Task brief | The records that follow must be repeated verbatim, every one of them.

******

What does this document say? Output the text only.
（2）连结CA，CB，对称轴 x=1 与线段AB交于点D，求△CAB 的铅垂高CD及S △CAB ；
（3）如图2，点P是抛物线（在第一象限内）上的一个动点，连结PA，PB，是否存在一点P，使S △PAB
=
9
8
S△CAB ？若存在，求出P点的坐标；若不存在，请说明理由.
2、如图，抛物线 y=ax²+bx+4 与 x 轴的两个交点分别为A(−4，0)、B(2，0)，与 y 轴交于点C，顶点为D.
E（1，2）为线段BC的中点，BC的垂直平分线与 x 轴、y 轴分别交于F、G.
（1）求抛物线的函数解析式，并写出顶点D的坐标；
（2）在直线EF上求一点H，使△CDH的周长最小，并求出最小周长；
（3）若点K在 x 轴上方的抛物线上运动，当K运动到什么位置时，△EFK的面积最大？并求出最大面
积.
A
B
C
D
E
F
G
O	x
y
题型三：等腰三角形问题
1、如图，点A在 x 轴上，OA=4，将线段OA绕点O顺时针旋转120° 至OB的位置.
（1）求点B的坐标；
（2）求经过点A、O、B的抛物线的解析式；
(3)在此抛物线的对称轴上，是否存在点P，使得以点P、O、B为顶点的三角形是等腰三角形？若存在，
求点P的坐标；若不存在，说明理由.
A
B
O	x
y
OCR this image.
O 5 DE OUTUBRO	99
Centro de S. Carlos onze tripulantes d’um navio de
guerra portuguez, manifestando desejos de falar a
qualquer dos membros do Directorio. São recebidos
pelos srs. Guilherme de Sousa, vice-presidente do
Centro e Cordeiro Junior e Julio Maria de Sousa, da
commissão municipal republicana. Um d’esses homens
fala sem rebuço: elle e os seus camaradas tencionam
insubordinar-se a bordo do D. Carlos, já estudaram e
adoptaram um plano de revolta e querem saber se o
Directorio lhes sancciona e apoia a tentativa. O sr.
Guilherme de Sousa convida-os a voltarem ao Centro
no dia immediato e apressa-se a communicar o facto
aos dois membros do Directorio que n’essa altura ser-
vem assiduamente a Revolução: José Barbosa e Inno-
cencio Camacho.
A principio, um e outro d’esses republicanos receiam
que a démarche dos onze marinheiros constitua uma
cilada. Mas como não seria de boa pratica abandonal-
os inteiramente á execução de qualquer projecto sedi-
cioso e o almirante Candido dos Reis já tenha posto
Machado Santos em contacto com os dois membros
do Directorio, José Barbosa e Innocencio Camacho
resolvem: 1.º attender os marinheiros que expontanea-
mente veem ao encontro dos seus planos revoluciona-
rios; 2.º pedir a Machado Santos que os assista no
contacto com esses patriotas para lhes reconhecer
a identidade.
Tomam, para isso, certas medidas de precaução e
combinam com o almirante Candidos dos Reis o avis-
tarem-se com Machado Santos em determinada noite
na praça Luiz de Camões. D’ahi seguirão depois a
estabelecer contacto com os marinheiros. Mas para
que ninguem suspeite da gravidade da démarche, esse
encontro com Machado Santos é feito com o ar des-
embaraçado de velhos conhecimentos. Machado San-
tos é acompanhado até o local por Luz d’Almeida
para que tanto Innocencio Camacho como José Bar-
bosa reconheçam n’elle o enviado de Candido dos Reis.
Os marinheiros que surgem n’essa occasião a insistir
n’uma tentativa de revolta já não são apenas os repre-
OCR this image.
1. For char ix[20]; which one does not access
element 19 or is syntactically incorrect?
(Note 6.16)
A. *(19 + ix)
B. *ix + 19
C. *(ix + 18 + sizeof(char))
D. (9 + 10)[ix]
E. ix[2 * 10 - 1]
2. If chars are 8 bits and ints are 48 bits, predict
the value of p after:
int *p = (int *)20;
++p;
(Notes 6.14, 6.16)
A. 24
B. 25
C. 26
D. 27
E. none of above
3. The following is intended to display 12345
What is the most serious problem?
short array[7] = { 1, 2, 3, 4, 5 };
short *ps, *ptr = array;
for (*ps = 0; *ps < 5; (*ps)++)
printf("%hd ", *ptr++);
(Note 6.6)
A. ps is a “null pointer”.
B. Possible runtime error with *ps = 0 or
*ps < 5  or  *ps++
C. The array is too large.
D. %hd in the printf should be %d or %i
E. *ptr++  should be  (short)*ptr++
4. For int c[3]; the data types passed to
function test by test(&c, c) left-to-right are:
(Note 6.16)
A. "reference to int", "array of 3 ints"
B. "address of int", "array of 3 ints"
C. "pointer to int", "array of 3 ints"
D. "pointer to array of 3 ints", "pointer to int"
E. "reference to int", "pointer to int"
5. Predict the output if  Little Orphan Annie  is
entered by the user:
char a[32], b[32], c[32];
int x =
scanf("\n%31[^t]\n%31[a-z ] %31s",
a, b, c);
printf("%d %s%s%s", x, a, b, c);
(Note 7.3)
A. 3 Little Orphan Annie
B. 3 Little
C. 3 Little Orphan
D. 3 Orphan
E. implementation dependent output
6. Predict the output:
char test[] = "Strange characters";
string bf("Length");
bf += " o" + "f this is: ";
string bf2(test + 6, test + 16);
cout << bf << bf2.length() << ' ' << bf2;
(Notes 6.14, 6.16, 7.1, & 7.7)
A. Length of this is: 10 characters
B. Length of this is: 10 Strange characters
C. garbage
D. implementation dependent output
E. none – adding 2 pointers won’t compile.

******

Result of this task |
What does this document say? Output the text only.
（2）连结CA，CB，对称轴 x=1 与线段AB交于点D，求△CAB 的铅垂高CD及S △CAB ；
（3）如图2，点P是抛物线（在第一象限内）上的一个动点，连结PA，PB，是否存在一点P，使S △PAB
=
9
8
S△CAB ？若存在，求出P点的坐标；若不存在，请说明理由.
2、如图，抛物线 y=ax²+bx+4 与 x 轴的两个交点分别为A(−4，0)、B(2，0)，与 y 轴交于点C，顶点为D.
E（1，2）为线段BC的中点，BC的垂直平分线与 x 轴、y 轴分别交于F、G.
（1）求抛物线的函数解析式，并写出顶点D的坐标；
（2）在直线EF上求一点H，使△CDH的周长最小，并求出最小周长；
（3）若点K在 x 轴上方的抛物线上运动，当K运动到什么位置时，△EFK的面积最大？并求出最大面
积.
A
B
C
D
E
F
G
O	x
y
题型三：等腰三角形问题
1、如图，点A在 x 轴上，OA=4，将线段OA绕点O顺时针旋转120° 至OB的位置.
（1）求点B的坐标；
（2）求经过点A、O、B的抛物线的解析式；
(3)在此抛物线的对称轴上，是否存在点P，使得以点P、O、B为顶点的三角形是等腰三角形？若存在，
求点P的坐标；若不存在，说明理由.
A
B
O	x
y
OCR this image.
O 5 DE OUTUBRO	99
Centro de S. Carlos onze tripulantes d’um navio de
guerra portuguez, manifestando desejos de falar a
qualquer dos membros do Directorio. São recebidos
pelos srs. Guilherme de Sousa, vice-presidente do
Centro e Cordeiro Junior e Julio Maria de Sousa, da
commissão municipal republicana. Um d’esses homens
fala sem rebuço: elle e os seus camaradas tencionam
insubordinar-se a bordo do D. Carlos, já estudaram e
adoptaram um plano de revolta e querem saber se o
Directorio lhes sancciona e apoia a tentativa. O sr.
Guilherme de Sousa convida-os a voltarem ao Centro
no dia immediato e apressa-se a communicar o facto
aos dois membros do Directorio que n’essa altura ser-
vem assiduamente a Revolução: José Barbosa e Inno-
cencio Camacho.
A principio, um e outro d’esses republicanos receiam
que a démarche dos onze marinheiros constitua uma
cilada. Mas como não seria de boa pratica abandonal-
os inteiramente á execução de qualquer projecto sedi-
cioso e o almirante Candido dos Reis já tenha posto
Machado Santos em contacto com os dois membros
do Directorio, José Barbosa e Innocencio Camacho
resolvem: 1.º attender os marinheiros que expontanea-
mente veem ao encontro dos seus planos revoluciona-
rios; 2.º pedir a Machado Santos que os assista no
contacto com esses patriotas para lhes reconhecer
a identidade.
Tomam, para isso, certas medidas de precaução e
combinam com o almirante Candidos dos Reis o avis-
tarem-se com Machado Santos em determinada noite
na praça Luiz de Camões. D’ahi seguirão depois a
estabelecer contacto com os marinheiros. Mas para
que ninguem suspeite da gravidade da démarche, esse
encontro com Machado Santos é feito com o ar des-
embaraçado de velhos conhecimentos. Machado San-
tos é acompanhado até o local por Luz d’Almeida
para que tanto Innocencio Camacho como José Bar-
bosa reconheçam n’elle o enviado de Candido dos Reis.
Os marinheiros que surgem n’essa occasião a insistir
n’uma tentativa de revolta já não são apenas os repre-
OCR this image.
1. For char ix[20]; which one does not access
element 19 or is syntactically incorrect?
(Note 6.16)
A. *(19 + ix)
B. *ix + 19
C. *(ix + 18 + sizeof(char))
D. (9 + 10)[ix]
E. ix[2 * 10 - 1]
2. If chars are 8 bits and ints are 48 bits, predict
the value of p after:
int *p = (int *)20;
++p;
(Notes 6.14, 6.16)
A. 24
B. 25
C. 26
D. 27
E. none of above
3. The following is intended to display 12345
What is the most serious problem?
short array[7] = { 1, 2, 3, 4, 5 };
short *ps, *ptr = array;
for (*ps = 0; *ps < 5; (*ps)++)
printf("%hd ", *ptr++);
(Note 6.6)
A. ps is a “null pointer”.
B. Possible runtime error with *ps = 0 or
*ps < 5  or  *ps++
C. The array is too large.
D. %hd in the printf should be %d or %i
E. *ptr++  should be  (short)*ptr++
4. For int c[3]; the data types passed to
function test by test(&c, c) left-to-right are:
(Note 6.16)
A. "reference to int", "array of 3 ints"
B. "address of int", "array of 3 ints"
C. "pointer to int", "array of 3 ints"
D. "pointer to array of 3 ints", "pointer to int"
E. "reference to int", "pointer to int"
5. Predict the output if  Little Orphan Annie  is
entered by the user:
char a[32], b[32], c[32];
int x =
scanf("\n%31[^t]\n%31[a-z ] %31s",
a, b, c);
printf("%d %s%s%s", x, a, b, c);
(Note 7.3)
A. 3 Little Orphan Annie
B. 3 Little
C. 3 Little Orphan
D. 3 Orphan
E. implementation dependent output
6. Predict the output:
char test[] = "Strange characters";
string bf("Length");
bf += " o" + "f this is: ";
string bf2(test + 6, test + 16);
cout << bf << bf2.length() << ' ' << bf2;
(Notes 6.14, 6.16, 7.1, & 7.7)
A. Length of this is: 10 characters
B. Length of this is: 10 Strange characters
C. garbage
D. implementation dependent output
E. none – adding 2 pointers won’t compile.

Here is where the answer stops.